PROBLEM REQUIREMENTS: Using the material below, copy every line where "yang" appears.

======== DATA RECORDS ========

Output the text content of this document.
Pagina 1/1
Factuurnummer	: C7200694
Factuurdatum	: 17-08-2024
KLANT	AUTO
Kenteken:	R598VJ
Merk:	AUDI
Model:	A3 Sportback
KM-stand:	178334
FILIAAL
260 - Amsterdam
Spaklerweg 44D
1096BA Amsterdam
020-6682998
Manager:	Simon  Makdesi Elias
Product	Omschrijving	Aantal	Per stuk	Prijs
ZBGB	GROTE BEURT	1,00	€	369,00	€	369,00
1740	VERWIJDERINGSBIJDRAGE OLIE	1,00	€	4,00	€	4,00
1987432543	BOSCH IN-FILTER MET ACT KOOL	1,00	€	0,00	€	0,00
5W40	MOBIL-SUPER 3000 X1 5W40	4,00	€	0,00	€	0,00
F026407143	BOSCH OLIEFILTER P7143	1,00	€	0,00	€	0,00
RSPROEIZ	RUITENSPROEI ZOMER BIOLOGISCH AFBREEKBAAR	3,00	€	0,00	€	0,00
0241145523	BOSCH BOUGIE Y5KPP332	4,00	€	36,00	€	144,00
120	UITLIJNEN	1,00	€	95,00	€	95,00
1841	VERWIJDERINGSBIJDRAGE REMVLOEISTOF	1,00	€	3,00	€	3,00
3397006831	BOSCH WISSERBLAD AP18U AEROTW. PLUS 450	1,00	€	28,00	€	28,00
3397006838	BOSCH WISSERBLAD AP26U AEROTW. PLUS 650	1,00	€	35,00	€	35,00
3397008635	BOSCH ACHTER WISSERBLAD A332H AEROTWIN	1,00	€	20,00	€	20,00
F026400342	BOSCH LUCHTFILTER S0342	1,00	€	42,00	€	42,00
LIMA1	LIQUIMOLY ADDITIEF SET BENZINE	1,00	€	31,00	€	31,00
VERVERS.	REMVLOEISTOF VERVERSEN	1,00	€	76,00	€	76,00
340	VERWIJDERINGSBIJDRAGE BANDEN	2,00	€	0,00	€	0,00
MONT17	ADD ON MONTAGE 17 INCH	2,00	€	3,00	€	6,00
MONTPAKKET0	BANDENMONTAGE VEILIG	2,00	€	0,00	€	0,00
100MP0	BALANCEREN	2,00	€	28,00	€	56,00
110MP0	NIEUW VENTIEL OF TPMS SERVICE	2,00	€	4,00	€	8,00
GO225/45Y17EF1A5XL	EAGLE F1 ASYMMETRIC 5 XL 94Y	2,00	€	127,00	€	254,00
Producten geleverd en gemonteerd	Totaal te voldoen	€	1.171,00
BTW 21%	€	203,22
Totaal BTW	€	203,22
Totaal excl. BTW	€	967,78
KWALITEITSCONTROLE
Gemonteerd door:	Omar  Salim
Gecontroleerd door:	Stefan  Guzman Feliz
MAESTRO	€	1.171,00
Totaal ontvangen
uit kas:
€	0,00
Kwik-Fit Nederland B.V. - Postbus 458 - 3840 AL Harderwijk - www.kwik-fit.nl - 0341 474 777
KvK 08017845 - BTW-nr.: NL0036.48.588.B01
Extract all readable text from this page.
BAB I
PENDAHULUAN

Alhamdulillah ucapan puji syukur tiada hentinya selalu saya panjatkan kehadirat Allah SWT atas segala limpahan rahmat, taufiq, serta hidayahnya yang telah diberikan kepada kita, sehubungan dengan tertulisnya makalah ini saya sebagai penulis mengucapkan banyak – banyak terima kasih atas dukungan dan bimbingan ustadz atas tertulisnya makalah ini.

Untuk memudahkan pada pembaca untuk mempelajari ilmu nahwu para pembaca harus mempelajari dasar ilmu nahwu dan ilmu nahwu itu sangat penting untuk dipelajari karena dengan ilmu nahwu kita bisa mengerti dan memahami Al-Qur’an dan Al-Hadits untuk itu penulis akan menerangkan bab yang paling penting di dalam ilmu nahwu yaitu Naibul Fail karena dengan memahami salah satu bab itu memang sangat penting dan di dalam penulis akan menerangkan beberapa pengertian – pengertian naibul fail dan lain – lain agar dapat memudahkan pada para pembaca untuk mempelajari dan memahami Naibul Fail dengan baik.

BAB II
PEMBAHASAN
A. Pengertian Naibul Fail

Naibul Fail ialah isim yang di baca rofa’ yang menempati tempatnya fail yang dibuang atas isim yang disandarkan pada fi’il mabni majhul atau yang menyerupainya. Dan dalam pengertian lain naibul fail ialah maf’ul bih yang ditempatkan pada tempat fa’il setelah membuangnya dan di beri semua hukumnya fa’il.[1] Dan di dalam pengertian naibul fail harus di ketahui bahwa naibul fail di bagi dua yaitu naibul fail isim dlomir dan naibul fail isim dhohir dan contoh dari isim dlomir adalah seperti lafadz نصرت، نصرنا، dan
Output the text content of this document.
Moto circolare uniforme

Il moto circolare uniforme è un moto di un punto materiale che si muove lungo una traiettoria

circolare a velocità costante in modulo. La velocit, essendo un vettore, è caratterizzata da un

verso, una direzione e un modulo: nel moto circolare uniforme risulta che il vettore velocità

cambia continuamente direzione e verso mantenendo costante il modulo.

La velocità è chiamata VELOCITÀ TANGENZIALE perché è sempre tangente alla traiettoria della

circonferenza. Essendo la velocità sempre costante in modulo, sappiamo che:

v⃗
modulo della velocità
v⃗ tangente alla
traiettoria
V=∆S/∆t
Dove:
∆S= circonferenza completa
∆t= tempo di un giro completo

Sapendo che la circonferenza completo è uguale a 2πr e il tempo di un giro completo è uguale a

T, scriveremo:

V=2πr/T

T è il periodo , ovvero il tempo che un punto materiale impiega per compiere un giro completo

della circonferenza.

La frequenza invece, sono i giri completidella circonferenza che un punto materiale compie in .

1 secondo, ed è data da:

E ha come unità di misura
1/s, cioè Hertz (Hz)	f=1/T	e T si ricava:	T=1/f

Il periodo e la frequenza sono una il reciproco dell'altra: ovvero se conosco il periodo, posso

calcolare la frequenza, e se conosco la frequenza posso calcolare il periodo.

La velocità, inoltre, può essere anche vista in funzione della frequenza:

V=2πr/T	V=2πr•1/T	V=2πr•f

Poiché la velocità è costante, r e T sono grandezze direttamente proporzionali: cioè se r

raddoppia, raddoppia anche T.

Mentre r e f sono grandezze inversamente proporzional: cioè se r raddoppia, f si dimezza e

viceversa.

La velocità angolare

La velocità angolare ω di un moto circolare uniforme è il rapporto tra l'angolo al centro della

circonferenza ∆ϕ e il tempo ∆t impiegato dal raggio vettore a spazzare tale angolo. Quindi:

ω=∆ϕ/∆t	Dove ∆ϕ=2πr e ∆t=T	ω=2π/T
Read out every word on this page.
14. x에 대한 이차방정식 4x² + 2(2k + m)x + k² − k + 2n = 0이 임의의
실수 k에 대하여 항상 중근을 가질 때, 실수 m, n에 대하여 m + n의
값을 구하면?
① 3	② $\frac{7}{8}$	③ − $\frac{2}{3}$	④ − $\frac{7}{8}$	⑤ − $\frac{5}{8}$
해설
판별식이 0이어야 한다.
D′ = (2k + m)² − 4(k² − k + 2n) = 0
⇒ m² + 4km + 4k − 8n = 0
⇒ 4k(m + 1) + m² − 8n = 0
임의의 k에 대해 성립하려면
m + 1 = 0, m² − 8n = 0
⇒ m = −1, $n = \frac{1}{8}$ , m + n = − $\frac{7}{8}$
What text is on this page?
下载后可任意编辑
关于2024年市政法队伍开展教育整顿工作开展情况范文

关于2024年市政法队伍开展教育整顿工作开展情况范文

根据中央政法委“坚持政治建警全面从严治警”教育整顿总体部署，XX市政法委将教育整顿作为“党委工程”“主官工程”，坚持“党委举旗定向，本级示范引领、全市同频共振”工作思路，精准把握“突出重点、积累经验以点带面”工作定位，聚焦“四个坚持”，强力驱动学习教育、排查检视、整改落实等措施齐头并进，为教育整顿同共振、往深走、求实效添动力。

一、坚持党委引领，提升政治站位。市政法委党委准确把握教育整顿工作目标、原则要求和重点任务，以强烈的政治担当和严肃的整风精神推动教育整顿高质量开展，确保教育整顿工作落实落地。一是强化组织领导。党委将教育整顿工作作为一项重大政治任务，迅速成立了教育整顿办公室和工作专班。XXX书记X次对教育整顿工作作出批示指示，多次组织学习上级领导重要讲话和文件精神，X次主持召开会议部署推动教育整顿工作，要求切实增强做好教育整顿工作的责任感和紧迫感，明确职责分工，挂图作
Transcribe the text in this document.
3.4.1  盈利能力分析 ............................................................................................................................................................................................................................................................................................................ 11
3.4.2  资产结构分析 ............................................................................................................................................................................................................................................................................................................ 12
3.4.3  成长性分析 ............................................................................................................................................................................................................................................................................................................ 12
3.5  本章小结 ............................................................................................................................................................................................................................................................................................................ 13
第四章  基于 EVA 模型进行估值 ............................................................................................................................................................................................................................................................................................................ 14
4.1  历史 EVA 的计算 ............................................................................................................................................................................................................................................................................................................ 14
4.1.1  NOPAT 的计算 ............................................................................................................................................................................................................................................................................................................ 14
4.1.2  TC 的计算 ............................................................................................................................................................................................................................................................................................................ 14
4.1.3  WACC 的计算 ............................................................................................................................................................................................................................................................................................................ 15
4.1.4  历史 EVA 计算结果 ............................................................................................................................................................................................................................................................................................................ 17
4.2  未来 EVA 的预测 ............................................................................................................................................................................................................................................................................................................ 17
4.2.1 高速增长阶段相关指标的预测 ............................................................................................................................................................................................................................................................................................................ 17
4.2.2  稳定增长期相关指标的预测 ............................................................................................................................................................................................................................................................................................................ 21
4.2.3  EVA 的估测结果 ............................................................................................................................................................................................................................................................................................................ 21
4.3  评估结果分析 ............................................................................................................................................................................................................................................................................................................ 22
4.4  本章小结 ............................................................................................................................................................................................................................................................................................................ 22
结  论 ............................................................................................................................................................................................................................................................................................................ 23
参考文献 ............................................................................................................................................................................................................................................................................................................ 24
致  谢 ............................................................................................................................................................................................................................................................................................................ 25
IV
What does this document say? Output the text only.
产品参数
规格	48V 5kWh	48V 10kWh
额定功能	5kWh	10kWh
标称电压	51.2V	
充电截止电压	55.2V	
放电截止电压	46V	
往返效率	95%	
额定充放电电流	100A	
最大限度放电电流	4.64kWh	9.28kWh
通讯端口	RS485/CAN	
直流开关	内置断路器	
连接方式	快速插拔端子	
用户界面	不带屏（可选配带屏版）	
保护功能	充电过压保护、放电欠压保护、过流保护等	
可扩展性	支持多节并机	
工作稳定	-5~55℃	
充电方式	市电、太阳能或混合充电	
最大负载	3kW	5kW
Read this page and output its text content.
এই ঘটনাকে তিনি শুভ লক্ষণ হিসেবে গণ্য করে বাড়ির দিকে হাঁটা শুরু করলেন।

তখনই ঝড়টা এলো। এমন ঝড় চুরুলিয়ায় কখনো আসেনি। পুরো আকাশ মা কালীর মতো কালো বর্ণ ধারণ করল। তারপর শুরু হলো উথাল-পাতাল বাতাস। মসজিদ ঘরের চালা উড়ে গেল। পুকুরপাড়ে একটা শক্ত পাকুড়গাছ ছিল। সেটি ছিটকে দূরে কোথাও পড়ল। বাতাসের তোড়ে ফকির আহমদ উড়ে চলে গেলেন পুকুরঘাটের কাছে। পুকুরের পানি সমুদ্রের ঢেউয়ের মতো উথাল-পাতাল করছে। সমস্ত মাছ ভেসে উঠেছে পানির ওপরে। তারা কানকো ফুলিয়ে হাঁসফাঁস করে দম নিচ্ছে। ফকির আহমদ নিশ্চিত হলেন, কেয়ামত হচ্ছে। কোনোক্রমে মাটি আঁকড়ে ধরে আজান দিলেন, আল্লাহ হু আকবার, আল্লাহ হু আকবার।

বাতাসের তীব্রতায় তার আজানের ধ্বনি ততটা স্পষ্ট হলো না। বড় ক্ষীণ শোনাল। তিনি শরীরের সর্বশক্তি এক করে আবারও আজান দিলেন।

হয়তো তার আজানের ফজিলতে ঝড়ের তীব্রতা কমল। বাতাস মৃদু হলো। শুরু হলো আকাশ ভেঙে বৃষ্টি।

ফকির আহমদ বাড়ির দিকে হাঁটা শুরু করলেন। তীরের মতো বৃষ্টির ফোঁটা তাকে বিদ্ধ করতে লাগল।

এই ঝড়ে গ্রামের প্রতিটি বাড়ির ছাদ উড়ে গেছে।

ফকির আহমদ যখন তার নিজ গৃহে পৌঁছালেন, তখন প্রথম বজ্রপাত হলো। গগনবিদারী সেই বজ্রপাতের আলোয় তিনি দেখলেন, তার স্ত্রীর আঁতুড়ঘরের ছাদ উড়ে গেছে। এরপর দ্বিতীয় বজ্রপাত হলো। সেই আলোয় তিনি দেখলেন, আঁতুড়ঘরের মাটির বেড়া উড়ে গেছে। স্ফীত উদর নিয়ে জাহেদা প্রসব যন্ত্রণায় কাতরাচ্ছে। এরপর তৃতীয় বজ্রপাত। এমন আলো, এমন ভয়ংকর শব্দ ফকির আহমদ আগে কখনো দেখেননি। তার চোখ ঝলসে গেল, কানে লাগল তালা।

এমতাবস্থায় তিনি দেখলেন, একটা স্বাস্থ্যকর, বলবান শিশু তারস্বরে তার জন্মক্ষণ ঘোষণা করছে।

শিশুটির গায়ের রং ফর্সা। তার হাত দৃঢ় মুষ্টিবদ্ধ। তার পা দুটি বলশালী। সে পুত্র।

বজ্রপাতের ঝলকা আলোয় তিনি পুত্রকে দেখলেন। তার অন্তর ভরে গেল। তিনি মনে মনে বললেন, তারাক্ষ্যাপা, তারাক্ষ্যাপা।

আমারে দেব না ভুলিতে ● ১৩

========

CORRECT RESULT:
Alhamdulillah ucapan puji syukur tiada hentinya selalu saya panjatkan kehadirat Allah SWT atas segala limpahan rahmat, taufiq, serta hidayahnya yang telah diberikan kepada kita, sehubungan dengan tertulisnya makalah ini saya sebagai penulis mengucapkan banyak – banyak terima kasih atas dukungan dan bimbingan ustadz atas tertulisnya makalah ini.
Untuk memudahkan pada pembaca untuk mempelajari ilmu nahwu para pembaca harus mempelajari dasar ilmu nahwu dan ilmu nahwu itu sangat penting untuk dipelajari karena dengan ilmu nahwu kita bisa mengerti dan memahami Al-Qur’an dan Al-Hadits untuk itu penulis akan menerangkan bab yang paling penting di dalam ilmu nahwu yaitu Naibul Fail karena dengan memahami salah satu bab itu memang sangat penting dan di dalam penulis akan menerangkan beberapa pengertian – pengertian naibul fail dan lain – lain agar dapat memudahkan pada para pembaca untuk mempelajari dan memahami Naibul Fail dengan baik.
Naibul Fail ialah isim yang di baca rofa’ yang menempati tempatnya fail yang dibuang atas isim yang disandarkan pada fi’il mabni majhul atau yang menyerupainya. Dan dalam pengertian lain naibul fail ialah maf’ul bih yang ditempatkan pada tempat fa’il setelah membuangnya dan di beri semua hukumnya fa’il.[1] Dan di dalam pengertian naibul fail harus di ketahui bahwa naibul fail di bagi dua yaitu naibul fail isim dlomir dan naibul fail isim dhohir dan contoh dari isim dlomir adalah seperti lafadz نصرت، نصرنا، dan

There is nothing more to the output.